Excerpt from a dataset:
— BEGIN —

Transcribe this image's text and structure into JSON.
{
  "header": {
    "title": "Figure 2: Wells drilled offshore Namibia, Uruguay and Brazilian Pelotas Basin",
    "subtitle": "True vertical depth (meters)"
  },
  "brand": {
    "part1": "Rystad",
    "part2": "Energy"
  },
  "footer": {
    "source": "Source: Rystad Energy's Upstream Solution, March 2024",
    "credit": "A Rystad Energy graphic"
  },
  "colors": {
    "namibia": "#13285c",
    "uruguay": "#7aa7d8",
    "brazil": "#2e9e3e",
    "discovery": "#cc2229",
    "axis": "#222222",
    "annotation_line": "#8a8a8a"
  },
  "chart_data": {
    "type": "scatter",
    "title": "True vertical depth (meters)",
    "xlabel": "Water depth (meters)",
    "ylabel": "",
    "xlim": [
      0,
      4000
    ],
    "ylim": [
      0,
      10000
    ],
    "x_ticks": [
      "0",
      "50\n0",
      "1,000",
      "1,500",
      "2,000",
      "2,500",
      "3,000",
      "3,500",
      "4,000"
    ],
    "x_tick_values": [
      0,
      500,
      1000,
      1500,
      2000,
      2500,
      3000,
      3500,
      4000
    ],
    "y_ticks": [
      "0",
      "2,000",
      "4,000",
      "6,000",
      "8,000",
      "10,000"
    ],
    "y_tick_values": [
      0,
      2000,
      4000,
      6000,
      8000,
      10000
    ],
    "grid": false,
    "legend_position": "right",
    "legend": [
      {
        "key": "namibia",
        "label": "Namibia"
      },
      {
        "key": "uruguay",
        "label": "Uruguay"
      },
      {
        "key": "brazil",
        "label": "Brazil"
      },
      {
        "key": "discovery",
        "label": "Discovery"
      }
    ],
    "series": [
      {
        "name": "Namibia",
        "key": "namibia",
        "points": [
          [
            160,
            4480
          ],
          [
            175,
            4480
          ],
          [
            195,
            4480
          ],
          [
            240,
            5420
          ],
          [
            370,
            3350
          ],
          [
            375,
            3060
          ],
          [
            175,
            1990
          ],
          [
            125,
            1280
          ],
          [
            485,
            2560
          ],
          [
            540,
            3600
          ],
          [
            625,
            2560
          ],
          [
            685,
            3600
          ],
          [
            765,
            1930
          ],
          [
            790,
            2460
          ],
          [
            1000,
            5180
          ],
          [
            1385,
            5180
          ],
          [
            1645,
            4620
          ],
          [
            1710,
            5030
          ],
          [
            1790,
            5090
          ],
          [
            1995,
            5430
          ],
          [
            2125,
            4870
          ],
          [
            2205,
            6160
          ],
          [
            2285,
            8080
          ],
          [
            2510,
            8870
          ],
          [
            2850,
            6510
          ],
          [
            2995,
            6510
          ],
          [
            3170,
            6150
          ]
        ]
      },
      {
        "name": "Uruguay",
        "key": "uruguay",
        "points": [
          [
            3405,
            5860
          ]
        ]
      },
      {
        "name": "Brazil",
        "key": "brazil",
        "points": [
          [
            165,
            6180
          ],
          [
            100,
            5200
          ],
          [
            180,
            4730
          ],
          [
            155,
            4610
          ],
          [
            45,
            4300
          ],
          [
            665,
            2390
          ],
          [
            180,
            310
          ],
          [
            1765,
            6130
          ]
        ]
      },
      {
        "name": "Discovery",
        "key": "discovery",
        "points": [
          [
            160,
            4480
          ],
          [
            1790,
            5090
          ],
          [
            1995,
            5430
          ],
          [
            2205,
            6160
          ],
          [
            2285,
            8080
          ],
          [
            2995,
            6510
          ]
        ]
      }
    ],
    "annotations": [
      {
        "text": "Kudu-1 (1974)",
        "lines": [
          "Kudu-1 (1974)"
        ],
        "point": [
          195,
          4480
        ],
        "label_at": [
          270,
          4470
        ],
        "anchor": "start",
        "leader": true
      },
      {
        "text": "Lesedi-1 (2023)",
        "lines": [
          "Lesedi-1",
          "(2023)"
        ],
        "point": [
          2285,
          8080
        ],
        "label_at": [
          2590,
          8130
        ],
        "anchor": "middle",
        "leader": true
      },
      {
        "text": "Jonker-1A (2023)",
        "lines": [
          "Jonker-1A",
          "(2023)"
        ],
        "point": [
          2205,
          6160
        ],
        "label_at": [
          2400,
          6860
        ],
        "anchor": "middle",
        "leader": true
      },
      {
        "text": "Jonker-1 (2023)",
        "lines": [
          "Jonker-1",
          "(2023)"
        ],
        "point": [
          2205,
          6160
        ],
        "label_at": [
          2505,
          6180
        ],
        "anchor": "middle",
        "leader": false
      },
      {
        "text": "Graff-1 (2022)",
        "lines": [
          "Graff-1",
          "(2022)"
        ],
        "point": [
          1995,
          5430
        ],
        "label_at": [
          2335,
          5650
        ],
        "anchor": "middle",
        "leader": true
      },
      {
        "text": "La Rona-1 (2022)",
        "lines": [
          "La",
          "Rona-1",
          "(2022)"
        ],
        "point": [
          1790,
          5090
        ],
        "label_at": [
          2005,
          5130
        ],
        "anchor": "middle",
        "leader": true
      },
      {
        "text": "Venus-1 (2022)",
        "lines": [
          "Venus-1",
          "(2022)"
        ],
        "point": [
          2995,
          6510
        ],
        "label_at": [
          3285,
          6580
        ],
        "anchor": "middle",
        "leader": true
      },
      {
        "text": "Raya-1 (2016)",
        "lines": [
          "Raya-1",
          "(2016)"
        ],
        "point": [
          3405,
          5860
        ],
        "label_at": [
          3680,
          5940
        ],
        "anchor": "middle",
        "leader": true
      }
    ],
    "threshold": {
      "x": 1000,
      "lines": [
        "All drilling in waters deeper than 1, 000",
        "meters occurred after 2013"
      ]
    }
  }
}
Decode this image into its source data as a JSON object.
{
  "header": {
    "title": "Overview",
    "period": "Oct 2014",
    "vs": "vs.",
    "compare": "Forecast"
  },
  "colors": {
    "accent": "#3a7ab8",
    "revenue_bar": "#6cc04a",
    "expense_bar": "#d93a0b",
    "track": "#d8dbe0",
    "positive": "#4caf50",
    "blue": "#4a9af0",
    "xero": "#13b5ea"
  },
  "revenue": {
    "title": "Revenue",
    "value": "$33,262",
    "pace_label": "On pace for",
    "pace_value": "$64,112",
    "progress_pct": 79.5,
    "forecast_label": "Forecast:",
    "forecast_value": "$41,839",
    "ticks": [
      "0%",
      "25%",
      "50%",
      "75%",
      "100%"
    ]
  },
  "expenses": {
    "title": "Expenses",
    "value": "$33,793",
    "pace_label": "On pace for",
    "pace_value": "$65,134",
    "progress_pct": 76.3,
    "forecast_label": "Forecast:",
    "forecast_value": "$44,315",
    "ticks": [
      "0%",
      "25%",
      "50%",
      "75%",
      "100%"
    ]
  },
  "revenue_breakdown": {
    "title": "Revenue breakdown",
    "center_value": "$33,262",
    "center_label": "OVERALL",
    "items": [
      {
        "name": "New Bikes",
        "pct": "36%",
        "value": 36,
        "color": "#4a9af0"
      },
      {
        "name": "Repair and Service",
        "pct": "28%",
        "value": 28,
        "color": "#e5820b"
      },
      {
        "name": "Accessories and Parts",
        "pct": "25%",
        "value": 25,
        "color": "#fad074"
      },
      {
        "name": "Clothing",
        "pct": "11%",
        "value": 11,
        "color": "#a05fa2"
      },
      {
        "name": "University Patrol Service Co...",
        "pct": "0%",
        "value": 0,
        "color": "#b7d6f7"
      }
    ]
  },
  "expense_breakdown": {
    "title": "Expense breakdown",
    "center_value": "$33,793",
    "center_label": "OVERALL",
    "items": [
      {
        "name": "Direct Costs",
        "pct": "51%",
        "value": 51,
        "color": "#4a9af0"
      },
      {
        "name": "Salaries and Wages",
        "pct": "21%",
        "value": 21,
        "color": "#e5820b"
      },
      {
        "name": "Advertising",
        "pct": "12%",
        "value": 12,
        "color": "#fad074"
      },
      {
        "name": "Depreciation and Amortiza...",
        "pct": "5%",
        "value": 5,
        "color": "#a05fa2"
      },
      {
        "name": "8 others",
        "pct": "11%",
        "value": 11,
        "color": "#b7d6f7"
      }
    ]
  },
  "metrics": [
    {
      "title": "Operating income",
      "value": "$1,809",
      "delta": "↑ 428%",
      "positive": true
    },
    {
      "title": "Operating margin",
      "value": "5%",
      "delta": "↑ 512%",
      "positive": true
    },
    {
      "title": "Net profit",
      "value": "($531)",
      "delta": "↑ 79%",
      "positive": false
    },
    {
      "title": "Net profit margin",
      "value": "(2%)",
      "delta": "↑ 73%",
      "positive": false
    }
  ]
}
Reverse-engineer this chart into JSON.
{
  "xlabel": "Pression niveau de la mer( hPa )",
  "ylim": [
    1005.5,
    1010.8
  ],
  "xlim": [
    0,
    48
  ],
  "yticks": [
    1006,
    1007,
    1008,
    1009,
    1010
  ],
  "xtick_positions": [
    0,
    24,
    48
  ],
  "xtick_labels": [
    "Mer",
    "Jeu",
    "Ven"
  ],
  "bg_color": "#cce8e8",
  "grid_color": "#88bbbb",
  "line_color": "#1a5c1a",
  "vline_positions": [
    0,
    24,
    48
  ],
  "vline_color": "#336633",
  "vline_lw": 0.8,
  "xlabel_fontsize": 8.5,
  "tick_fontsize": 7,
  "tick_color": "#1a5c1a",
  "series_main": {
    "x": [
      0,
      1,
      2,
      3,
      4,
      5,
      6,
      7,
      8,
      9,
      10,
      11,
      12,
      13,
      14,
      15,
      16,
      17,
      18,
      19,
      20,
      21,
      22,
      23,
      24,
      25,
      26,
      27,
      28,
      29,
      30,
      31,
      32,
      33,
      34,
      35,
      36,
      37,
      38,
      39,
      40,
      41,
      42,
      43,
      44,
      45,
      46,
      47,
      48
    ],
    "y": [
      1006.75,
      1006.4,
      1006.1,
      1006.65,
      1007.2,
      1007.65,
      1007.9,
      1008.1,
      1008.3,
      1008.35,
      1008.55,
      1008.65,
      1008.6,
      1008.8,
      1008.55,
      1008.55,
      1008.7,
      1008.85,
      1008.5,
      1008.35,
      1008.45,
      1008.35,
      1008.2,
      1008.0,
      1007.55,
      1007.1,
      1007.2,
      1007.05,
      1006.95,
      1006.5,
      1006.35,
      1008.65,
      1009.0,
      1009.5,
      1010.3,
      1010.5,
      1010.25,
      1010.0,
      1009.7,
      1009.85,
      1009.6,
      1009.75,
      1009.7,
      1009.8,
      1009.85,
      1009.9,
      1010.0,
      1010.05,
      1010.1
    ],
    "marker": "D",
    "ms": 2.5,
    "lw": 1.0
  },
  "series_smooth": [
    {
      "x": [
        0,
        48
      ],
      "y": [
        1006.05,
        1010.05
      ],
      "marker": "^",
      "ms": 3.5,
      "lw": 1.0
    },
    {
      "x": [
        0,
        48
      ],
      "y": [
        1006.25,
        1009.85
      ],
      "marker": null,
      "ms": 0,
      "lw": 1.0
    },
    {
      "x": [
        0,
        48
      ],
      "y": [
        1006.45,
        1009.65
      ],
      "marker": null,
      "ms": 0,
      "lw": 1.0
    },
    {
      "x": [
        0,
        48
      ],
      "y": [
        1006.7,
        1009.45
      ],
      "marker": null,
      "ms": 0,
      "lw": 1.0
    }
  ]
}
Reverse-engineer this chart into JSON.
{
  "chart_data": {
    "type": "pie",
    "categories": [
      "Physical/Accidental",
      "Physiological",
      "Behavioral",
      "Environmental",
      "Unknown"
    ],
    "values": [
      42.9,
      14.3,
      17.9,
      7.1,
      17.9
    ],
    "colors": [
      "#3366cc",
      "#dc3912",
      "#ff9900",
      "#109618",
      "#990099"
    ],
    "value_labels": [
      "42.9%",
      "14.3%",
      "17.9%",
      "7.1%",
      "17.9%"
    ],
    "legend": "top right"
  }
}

— END —

▶ Do this
Which lines above hold the word "profit"? Copy each of them.

▶ Written answer
      "title": "Net profit",
      "title": "Net profit margin",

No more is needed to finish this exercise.